------ MATERIAL FOR THIS TASK ------
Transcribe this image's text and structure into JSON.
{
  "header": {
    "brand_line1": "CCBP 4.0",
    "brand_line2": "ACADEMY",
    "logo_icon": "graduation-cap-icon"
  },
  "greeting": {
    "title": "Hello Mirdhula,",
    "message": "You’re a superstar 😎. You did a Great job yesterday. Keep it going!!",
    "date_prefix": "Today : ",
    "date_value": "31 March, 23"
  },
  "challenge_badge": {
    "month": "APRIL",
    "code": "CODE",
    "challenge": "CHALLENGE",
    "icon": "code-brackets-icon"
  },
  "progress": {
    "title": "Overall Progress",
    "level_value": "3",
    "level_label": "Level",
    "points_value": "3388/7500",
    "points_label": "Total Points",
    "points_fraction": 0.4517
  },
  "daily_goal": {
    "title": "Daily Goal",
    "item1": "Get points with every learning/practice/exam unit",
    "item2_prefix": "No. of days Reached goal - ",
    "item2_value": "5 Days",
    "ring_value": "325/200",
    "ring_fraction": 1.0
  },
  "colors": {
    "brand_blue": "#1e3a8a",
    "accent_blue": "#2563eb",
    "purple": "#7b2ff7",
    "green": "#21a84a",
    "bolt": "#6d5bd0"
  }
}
------
* _CHALLENGE_:
Using the material above, work out how many lines contain the string "icon". Give that number alone.

* _FULL SOLUTION_:
2